## WHAT YOU NEED TO DO
Copy out the material below in full, but not its images.

___ RECORDS FOR THE TASK ___

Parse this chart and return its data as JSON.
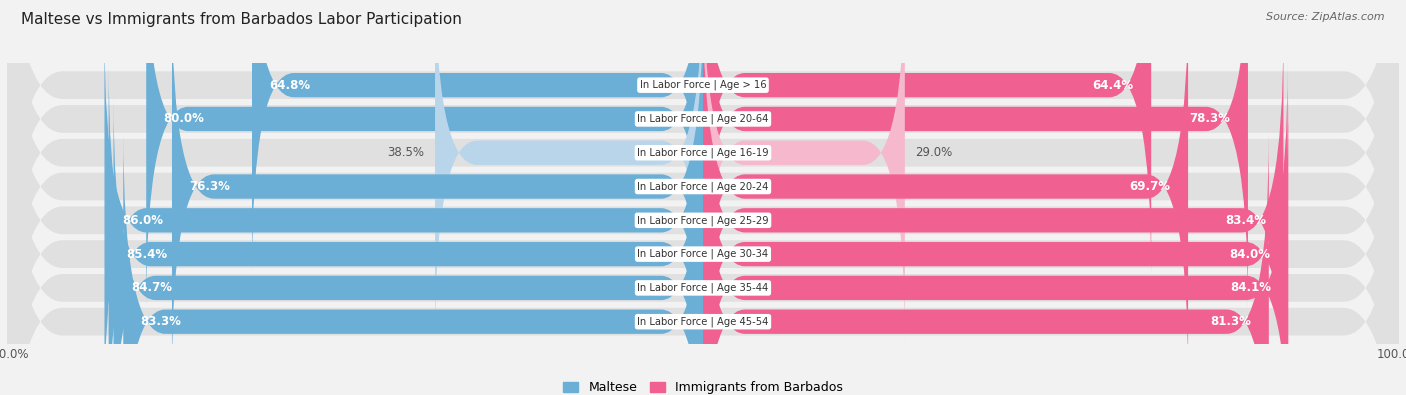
{
  "title": "Maltese vs Immigrants from Barbados Labor Participation",
  "source": "Source: ZipAtlas.com",
  "categories": [
    "In Labor Force | Age > 16",
    "In Labor Force | Age 20-64",
    "In Labor Force | Age 16-19",
    "In Labor Force | Age 20-24",
    "In Labor Force | Age 25-29",
    "In Labor Force | Age 30-34",
    "In Labor Force | Age 35-44",
    "In Labor Force | Age 45-54"
  ],
  "maltese_values": [
    64.8,
    80.0,
    38.5,
    76.3,
    86.0,
    85.4,
    84.7,
    83.3
  ],
  "barbados_values": [
    64.4,
    78.3,
    29.0,
    69.7,
    83.4,
    84.0,
    84.1,
    81.3
  ],
  "maltese_color": "#6baed6",
  "maltese_color_light": "#b8d5ea",
  "barbados_color": "#f06090",
  "barbados_color_light": "#f5b8cc",
  "bg_color": "#f2f2f2",
  "row_bg_color": "#e0e0e0",
  "legend_maltese": "Maltese",
  "legend_barbados": "Immigrants from Barbados",
  "light_threshold": 50
}
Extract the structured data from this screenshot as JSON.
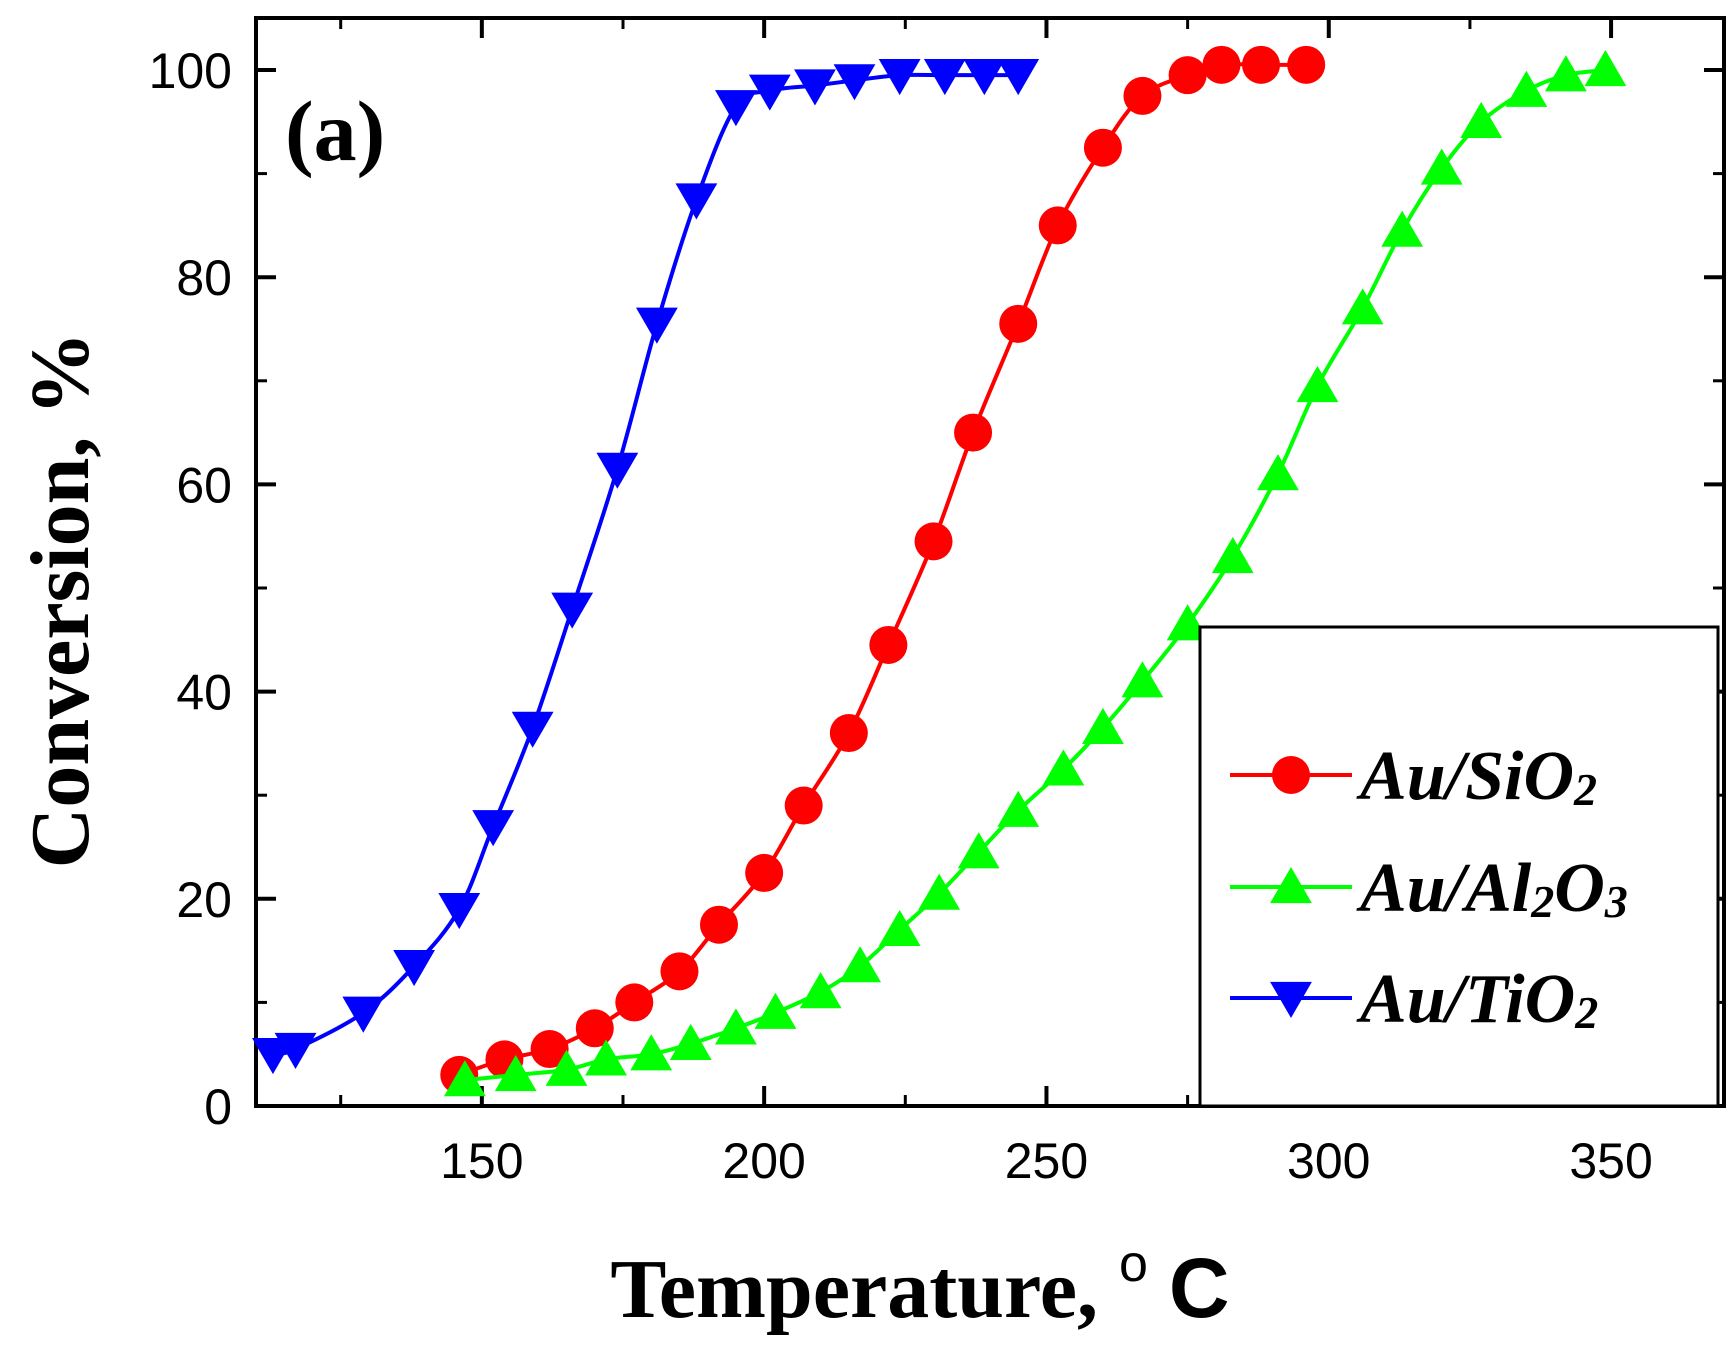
{
  "chart_data": {
    "type": "line",
    "panel_label": "(a)",
    "title": "",
    "xlabel": "Temperature,",
    "xlabel_unit_degree": "o",
    "xlabel_unit": "C",
    "ylabel": "Conversion, %",
    "xlim": [
      110,
      370
    ],
    "ylim": [
      0,
      100
    ],
    "xticks": [
      150,
      200,
      250,
      300,
      350
    ],
    "yticks": [
      0,
      20,
      40,
      60,
      80,
      100
    ],
    "grid": false,
    "legend_position": "bottom-right",
    "series": [
      {
        "name": "Au/SiO2",
        "legend_main": "Au/SiO",
        "legend_sub": "2",
        "color": "#ff0000",
        "marker": "circle",
        "x": [
          146,
          154,
          162,
          170,
          177,
          185,
          192,
          200,
          207,
          215,
          222,
          230,
          237,
          245,
          252,
          260,
          267,
          275,
          281,
          288,
          296
        ],
        "y": [
          3,
          4.5,
          5.5,
          7.5,
          10,
          13,
          17.5,
          22.5,
          29,
          36,
          44.5,
          54.5,
          65,
          75.5,
          85,
          92.5,
          97.5,
          99.5,
          100.5,
          100.5,
          100.5
        ]
      },
      {
        "name": "Au/Al2O3",
        "legend_main": "Au/Al",
        "legend_sub": "2",
        "legend_main2": "O",
        "legend_sub2": "3",
        "color": "#00ff00",
        "marker": "triangle-up",
        "x": [
          147,
          156,
          165,
          172,
          180,
          187,
          195,
          202,
          210,
          217,
          224,
          231,
          238,
          245,
          253,
          260,
          267,
          275,
          283,
          291,
          298,
          306,
          313,
          320,
          327,
          335,
          342,
          349
        ],
        "y": [
          2.5,
          3,
          3.5,
          4.5,
          5,
          6,
          7.5,
          9,
          11,
          13.5,
          17,
          20.5,
          24.5,
          28.5,
          32.5,
          36.5,
          41,
          46.5,
          53,
          61,
          69.5,
          77,
          84.5,
          90.5,
          95,
          98,
          99.5,
          100
        ]
      },
      {
        "name": "Au/TiO2",
        "legend_main": "Au/TiO",
        "legend_sub": "2",
        "color": "#0000ff",
        "marker": "triangle-down",
        "x": [
          113,
          117,
          129,
          138,
          146,
          152,
          159,
          166,
          174,
          181,
          188,
          195,
          201,
          209,
          216,
          224,
          232,
          239,
          245
        ],
        "y": [
          5,
          5.5,
          9,
          13.5,
          19,
          27,
          36.5,
          48,
          61.5,
          75.5,
          87.5,
          96.5,
          98,
          98.5,
          99,
          99.5,
          99.5,
          99.5,
          99.5
        ]
      }
    ]
  }
}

___

## SOLUTION TO THIS PROBLEM
Parse this chart and return its data as JSON.
{
  "title": "Maltese vs Immigrants from Barbados Labor Participation",
  "source": "Source: ZipAtlas.com",
  "categories": [
    "In Labor Force | Age > 16",
    "In Labor Force | Age 20-64",
    "In Labor Force | Age 16-19",
    "In Labor Force | Age 20-24",
    "In Labor Force | Age 25-29",
    "In Labor Force | Age 30-34",
    "In Labor Force | Age 35-44",
    "In Labor Force | Age 45-54"
  ],
  "maltese_values": [
    64.8,
    80.0,
    38.5,
    76.3,
    86.0,
    85.4,
    84.7,
    83.3
  ],
  "barbados_values": [
    64.4,
    78.3,
    29.0,
    69.7,
    83.4,
    84.0,
    84.1,
    81.3
  ],
  "maltese_color": "#6baed6",
  "maltese_color_light": "#b8d5ea",
  "barbados_color": "#f06090",
  "barbados_color_light": "#f5b8cc",
  "bg_color": "#f2f2f2",
  "row_bg_color": "#e0e0e0",
  "legend_maltese": "Maltese",
  "legend_barbados": "Immigrants from Barbados",
  "light_threshold": 50
}
Extract the structured data from this screenshot as JSON.
{
  "chart_data": {
    "type": "line",
    "panel_label": "(a)",
    "title": "",
    "xlabel": "Temperature,",
    "xlabel_unit_degree": "o",
    "xlabel_unit": "C",
    "ylabel": "Conversion, %",
    "xlim": [
      110,
      370
    ],
    "ylim": [
      0,
      100
    ],
    "xticks": [
      150,
      200,
      250,
      300,
      350
    ],
    "yticks": [
      0,
      20,
      40,
      60,
      80,
      100
    ],
    "grid": false,
    "legend_position": "bottom-right",
    "series": [
      {
        "name": "Au/SiO2",
        "legend_main": "Au/SiO",
        "legend_sub": "2",
        "color": "#ff0000",
        "marker": "circle",
        "x": [
          146,
          154,
          162,
          170,
          177,
          185,
          192,
          200,
          207,
          215,
          222,
          230,
          237,
          245,
          252,
          260,
          267,
          275,
          281,
          288,
          296
        ],
        "y": [
          3,
          4.5,
          5.5,
          7.5,
          10,
          13,
          17.5,
          22.5,
          29,
          36,
          44.5,
          54.5,
          65,
          75.5,
          85,
          92.5,
          97.5,
          99.5,
          100.5,
          100.5,
          100.5
        ]
      },
      {
        "name": "Au/Al2O3",
        "legend_main": "Au/Al",
        "legend_sub": "2",
        "legend_main2": "O",
        "legend_sub2": "3",
        "color": "#00ff00",
        "marker": "triangle-up",
        "x": [
          147,
          156,
          165,
          172,
          180,
          187,
          195,
          202,
          210,
          217,
          224,
          231,
          238,
          245,
          253,
          260,
          267,
          275,
          283,
          291,
          298,
          306,
          313,
          320,
          327,
          335,
          342,
          349
        ],
        "y": [
          2.5,
          3,
          3.5,
          4.5,
          5,
          6,
          7.5,
          9,
          11,
          13.5,
          17,
          20.5,
          24.5,
          28.5,
          32.5,
          36.5,
          41,
          46.5,
          53,
          61,
          69.5,
          77,
          84.5,
          90.5,
          95,
          98,
          99.5,
          100
        ]
      },
      {
        "name": "Au/TiO2",
        "legend_main": "Au/TiO",
        "legend_sub": "2",
        "color": "#0000ff",
        "marker": "triangle-down",
        "x": [
          113,
          117,
          129,
          138,
          146,
          152,
          159,
          166,
          174,
          181,
          188,
          195,
          201,
          209,
          216,
          224,
          232,
          239,
          245
        ],
        "y": [
          5,
          5.5,
          9,
          13.5,
          19,
          27,
          36.5,
          48,
          61.5,
          75.5,
          87.5,
          96.5,
          98,
          98.5,
          99,
          99.5,
          99.5,
          99.5,
          99.5
        ]
      }
    ]
  }
}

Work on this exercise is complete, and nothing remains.